Could you return every line of the records below that contains the word "duration"?

━━━━━━━━━━━━━━━━━━━━━━━━━━━━━━

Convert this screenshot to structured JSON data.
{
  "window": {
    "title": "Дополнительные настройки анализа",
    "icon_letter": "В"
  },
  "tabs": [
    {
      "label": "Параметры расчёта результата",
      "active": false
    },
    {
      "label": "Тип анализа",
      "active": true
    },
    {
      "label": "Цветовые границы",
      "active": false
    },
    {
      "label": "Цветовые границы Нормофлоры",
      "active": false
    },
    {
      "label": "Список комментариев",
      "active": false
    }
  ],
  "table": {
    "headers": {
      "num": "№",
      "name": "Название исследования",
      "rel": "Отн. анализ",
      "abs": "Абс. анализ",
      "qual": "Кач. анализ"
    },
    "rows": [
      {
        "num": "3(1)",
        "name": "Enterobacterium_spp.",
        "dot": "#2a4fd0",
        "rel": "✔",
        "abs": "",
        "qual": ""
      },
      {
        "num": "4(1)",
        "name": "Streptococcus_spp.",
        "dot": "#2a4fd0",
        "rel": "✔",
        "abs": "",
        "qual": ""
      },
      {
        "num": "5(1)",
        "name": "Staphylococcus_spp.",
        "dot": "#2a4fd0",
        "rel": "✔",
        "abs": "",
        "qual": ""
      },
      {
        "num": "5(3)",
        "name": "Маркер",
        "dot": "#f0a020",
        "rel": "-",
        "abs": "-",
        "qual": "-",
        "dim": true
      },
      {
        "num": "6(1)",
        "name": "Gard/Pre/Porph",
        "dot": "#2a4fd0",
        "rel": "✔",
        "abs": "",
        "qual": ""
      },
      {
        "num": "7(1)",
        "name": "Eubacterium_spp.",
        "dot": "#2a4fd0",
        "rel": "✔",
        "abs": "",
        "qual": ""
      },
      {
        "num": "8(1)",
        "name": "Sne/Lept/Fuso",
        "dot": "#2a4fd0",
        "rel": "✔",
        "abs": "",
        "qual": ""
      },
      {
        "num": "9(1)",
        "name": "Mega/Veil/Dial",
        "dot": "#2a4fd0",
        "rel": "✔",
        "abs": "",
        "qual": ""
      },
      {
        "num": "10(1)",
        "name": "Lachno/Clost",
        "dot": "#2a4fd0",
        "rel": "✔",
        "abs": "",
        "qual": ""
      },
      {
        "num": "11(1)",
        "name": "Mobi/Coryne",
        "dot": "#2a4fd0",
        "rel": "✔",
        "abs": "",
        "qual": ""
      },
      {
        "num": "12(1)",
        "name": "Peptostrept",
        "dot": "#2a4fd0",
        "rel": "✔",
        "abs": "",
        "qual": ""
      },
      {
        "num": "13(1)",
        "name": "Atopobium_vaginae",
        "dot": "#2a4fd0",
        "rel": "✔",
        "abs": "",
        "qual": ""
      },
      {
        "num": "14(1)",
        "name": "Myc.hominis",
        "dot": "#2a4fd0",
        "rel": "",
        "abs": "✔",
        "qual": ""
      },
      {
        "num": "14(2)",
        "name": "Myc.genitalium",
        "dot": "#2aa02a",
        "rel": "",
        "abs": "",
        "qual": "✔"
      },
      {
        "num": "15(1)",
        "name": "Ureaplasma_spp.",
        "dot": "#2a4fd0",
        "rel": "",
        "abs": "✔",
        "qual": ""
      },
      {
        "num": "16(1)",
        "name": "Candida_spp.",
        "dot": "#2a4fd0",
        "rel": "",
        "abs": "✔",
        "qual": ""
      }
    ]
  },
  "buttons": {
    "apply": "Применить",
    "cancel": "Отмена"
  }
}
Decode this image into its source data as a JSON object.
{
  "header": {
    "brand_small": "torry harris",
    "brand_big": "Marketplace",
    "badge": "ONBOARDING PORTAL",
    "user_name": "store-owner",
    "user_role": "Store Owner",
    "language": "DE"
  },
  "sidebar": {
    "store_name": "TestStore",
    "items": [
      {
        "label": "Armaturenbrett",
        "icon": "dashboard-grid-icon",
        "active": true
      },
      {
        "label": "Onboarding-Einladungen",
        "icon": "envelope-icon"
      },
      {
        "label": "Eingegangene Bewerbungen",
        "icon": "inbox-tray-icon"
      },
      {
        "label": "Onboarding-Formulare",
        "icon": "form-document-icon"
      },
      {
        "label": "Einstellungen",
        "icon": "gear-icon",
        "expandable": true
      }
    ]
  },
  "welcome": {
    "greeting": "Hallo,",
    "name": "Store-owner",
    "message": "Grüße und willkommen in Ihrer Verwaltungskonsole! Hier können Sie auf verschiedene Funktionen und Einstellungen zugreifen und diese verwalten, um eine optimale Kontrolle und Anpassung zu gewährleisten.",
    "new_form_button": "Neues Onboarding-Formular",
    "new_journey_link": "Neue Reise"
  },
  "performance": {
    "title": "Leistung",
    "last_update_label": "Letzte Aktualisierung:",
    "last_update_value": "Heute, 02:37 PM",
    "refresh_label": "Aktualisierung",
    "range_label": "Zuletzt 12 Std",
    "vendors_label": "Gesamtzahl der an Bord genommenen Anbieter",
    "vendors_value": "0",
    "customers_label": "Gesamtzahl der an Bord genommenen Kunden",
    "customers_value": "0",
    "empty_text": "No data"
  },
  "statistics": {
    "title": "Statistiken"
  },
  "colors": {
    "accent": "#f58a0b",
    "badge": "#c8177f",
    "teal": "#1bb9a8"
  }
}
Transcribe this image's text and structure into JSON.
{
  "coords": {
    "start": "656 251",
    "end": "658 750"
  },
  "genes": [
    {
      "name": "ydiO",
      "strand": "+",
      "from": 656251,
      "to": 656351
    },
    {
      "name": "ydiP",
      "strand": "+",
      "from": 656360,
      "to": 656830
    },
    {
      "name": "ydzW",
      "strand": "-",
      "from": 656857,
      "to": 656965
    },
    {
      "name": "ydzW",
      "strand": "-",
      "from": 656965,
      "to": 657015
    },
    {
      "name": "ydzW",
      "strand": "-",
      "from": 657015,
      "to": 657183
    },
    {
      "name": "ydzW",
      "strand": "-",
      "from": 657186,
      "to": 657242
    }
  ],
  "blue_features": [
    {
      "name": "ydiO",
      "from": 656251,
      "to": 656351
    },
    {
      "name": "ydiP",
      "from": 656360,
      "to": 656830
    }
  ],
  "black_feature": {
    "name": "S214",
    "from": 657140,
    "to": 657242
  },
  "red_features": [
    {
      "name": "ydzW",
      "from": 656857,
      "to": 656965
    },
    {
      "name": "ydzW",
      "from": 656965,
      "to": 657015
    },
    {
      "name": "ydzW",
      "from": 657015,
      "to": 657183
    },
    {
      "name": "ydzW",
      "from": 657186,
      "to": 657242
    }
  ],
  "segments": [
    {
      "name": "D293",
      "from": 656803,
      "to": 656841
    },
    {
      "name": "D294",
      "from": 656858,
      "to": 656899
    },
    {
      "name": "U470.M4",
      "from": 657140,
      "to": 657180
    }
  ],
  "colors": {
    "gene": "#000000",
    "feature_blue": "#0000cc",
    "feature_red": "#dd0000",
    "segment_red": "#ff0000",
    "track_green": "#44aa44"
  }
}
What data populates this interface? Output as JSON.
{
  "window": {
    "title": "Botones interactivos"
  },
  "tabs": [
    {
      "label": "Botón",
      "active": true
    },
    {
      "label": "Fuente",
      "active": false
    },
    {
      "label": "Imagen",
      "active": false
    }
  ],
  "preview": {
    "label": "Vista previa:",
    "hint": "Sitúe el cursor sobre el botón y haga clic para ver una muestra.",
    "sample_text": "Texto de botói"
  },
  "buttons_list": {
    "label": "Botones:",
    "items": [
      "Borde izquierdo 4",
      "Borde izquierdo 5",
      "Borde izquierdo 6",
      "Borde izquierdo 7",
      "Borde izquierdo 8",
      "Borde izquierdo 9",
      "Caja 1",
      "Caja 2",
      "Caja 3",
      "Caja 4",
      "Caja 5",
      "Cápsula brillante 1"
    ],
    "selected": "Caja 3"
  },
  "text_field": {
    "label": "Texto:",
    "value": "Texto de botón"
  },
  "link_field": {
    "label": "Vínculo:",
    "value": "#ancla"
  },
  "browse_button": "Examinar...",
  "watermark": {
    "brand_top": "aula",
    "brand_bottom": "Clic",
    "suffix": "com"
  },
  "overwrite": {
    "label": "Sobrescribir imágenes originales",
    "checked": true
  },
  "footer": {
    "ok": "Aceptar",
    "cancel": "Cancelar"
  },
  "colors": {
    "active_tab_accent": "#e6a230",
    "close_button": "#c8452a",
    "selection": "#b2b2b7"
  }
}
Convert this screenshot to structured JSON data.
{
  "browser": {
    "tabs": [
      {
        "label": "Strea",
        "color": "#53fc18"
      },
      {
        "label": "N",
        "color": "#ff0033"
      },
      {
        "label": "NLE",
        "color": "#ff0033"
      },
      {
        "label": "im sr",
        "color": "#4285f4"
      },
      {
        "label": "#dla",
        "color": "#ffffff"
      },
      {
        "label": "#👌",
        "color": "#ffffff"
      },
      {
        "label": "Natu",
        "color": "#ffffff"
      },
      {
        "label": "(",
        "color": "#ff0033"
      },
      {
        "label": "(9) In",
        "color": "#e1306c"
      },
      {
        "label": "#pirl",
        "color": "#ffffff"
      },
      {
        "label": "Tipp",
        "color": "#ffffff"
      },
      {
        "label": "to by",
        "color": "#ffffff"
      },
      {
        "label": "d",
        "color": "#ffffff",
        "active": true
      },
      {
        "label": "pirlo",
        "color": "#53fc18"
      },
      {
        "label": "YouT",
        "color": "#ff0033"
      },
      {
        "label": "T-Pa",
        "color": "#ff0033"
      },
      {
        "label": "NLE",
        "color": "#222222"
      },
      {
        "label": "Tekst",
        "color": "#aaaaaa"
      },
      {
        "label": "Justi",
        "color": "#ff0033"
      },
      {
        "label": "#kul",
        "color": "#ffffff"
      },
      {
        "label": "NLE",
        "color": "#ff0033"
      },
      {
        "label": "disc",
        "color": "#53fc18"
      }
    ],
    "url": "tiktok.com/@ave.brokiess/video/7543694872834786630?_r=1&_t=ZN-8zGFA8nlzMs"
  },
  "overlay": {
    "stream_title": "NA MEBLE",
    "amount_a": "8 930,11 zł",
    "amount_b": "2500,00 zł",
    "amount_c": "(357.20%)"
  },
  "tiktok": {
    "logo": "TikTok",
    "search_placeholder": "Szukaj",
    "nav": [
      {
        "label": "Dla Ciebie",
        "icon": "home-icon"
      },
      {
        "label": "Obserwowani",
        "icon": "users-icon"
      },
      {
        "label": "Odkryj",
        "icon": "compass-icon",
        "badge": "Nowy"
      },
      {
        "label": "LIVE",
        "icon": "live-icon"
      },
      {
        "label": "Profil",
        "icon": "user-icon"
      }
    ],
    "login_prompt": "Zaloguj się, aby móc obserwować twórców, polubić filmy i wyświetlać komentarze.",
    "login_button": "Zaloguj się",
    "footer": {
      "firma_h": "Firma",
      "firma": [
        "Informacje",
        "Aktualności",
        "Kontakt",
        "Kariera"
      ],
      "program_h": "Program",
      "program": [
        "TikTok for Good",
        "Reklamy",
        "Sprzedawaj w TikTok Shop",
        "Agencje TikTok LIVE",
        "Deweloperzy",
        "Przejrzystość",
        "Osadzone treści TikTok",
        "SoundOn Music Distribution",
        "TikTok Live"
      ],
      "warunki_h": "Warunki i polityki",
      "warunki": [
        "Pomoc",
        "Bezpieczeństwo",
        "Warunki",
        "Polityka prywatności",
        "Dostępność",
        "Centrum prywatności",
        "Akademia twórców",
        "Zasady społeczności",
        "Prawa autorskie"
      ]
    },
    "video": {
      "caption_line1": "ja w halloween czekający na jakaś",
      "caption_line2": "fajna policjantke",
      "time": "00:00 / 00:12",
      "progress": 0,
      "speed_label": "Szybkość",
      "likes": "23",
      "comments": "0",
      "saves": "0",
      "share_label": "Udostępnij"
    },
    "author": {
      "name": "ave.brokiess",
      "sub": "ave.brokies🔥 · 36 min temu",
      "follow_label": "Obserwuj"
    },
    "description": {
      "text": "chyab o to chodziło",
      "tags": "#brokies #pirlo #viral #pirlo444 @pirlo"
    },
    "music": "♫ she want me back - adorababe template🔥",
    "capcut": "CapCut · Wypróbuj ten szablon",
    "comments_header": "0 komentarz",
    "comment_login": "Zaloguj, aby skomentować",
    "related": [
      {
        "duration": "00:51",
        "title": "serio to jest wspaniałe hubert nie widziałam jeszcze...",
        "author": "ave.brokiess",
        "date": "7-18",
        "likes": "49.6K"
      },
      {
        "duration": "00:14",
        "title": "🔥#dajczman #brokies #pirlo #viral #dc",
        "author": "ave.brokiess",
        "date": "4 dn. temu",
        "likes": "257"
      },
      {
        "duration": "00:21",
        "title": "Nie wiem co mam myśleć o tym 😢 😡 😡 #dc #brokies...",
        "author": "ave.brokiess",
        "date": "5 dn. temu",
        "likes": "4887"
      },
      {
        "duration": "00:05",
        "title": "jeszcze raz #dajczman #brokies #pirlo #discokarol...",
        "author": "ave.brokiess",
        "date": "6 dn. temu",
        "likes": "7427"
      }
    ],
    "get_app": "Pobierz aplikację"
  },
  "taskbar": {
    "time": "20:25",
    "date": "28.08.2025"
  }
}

━━━━━━━━━━━━━━━━━━━━━━━━━━━━━━

* THE ANSWER:
        "duration": "00:51",
        "duration": "00:14",
        "duration": "00:21",
        "duration": "00:05",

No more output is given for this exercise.